— begin Given records —
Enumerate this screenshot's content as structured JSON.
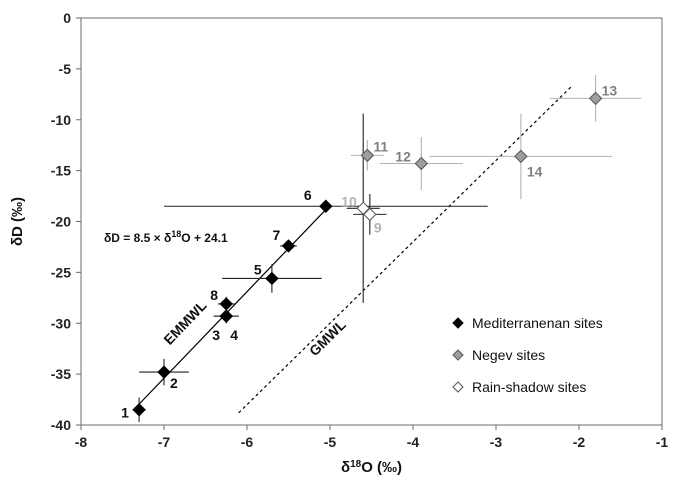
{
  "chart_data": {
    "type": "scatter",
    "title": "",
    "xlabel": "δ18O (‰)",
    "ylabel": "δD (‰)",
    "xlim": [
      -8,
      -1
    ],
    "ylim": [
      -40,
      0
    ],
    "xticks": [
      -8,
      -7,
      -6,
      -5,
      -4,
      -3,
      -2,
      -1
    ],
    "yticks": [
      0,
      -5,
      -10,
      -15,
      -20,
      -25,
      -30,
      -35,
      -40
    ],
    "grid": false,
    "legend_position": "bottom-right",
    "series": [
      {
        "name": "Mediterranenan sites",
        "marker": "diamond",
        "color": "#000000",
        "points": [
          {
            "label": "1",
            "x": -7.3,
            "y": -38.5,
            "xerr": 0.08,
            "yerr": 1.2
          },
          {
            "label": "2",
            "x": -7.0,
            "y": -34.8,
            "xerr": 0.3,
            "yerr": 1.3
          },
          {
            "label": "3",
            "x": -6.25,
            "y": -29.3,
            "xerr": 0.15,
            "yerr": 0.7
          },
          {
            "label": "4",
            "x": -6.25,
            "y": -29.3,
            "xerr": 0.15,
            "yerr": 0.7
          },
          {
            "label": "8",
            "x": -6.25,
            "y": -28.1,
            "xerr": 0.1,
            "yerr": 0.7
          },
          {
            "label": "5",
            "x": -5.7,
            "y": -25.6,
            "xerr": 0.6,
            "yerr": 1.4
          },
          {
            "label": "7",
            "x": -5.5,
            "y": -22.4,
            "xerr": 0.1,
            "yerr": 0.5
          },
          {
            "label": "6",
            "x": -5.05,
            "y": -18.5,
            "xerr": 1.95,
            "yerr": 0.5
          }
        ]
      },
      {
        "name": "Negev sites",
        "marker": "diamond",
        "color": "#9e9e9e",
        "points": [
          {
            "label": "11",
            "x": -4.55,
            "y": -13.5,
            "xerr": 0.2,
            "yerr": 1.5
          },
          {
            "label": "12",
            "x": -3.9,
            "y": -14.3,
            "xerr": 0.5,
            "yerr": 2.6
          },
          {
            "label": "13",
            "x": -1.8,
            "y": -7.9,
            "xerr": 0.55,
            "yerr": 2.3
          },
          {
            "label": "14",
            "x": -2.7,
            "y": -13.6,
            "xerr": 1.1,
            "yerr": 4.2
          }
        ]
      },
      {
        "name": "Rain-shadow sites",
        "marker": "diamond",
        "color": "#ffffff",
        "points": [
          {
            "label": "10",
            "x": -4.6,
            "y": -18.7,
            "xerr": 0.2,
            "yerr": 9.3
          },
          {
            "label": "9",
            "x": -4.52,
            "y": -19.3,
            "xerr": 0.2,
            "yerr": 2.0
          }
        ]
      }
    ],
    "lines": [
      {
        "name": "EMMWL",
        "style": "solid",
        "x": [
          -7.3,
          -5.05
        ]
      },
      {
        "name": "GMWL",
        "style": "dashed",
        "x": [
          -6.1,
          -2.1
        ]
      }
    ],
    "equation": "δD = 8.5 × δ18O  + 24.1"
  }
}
— end Given records —
— begin Given records —
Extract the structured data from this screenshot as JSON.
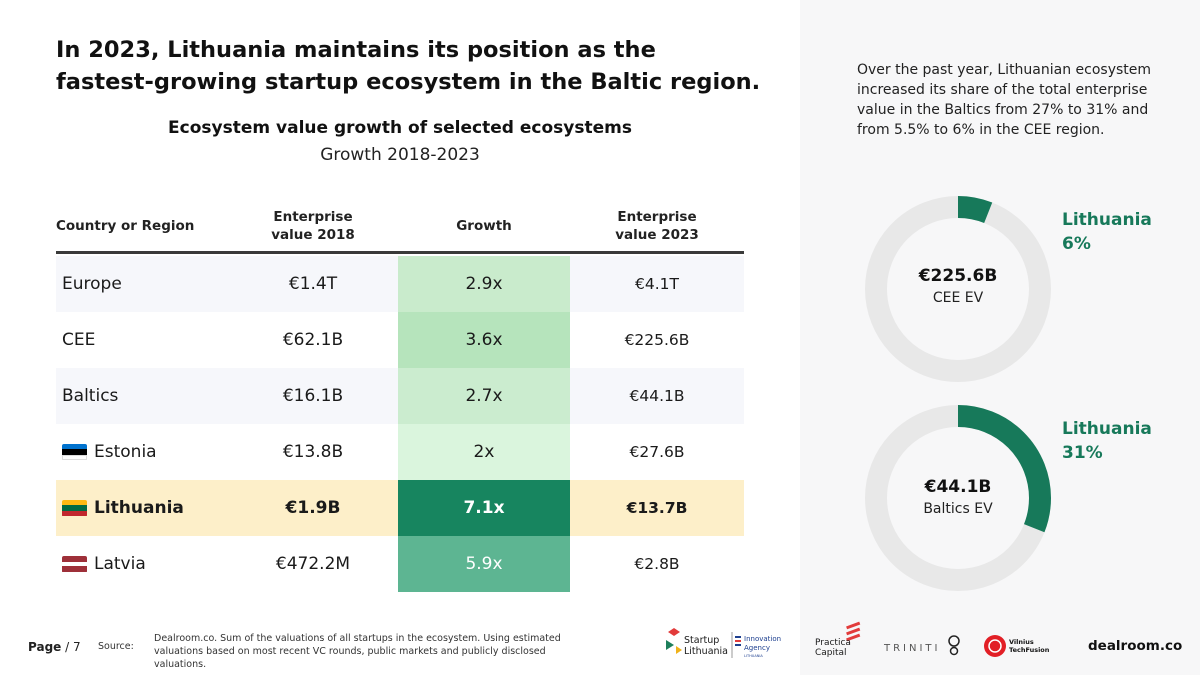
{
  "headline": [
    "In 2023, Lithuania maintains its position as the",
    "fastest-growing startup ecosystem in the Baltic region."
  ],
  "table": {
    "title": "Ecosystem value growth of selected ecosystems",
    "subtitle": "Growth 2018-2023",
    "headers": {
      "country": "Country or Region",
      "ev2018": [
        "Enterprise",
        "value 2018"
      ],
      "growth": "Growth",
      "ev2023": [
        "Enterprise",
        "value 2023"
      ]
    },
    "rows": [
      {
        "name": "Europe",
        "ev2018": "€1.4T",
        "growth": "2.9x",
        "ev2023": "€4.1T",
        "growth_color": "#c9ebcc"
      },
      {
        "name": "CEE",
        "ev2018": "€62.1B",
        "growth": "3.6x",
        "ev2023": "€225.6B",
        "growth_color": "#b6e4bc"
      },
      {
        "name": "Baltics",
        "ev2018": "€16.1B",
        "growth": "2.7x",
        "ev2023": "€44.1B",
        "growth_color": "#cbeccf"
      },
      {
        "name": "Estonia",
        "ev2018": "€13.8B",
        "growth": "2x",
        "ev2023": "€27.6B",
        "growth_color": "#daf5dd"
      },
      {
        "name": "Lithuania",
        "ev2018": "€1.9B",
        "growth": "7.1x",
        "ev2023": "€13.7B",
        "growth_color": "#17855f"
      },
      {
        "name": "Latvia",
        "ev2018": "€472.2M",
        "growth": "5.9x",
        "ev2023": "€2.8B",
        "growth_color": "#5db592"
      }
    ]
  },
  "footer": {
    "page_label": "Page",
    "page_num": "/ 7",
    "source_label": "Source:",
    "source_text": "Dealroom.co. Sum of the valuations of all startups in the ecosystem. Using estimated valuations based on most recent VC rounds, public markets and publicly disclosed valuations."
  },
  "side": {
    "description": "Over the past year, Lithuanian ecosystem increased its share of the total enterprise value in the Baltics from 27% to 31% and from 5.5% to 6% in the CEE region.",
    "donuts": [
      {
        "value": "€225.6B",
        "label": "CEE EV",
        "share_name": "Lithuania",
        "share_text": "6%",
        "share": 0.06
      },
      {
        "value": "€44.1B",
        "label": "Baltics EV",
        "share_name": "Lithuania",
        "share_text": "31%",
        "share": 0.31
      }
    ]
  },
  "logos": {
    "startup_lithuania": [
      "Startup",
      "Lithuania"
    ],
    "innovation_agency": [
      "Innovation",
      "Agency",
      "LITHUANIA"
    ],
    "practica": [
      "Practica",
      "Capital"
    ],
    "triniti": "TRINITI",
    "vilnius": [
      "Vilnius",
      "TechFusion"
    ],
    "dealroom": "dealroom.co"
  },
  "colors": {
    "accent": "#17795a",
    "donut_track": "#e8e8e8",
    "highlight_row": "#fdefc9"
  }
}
— end Given records —
### [What is required]
Report how many lines in the records above contain the word "value", giving only the number.

### [Reply to the task]
6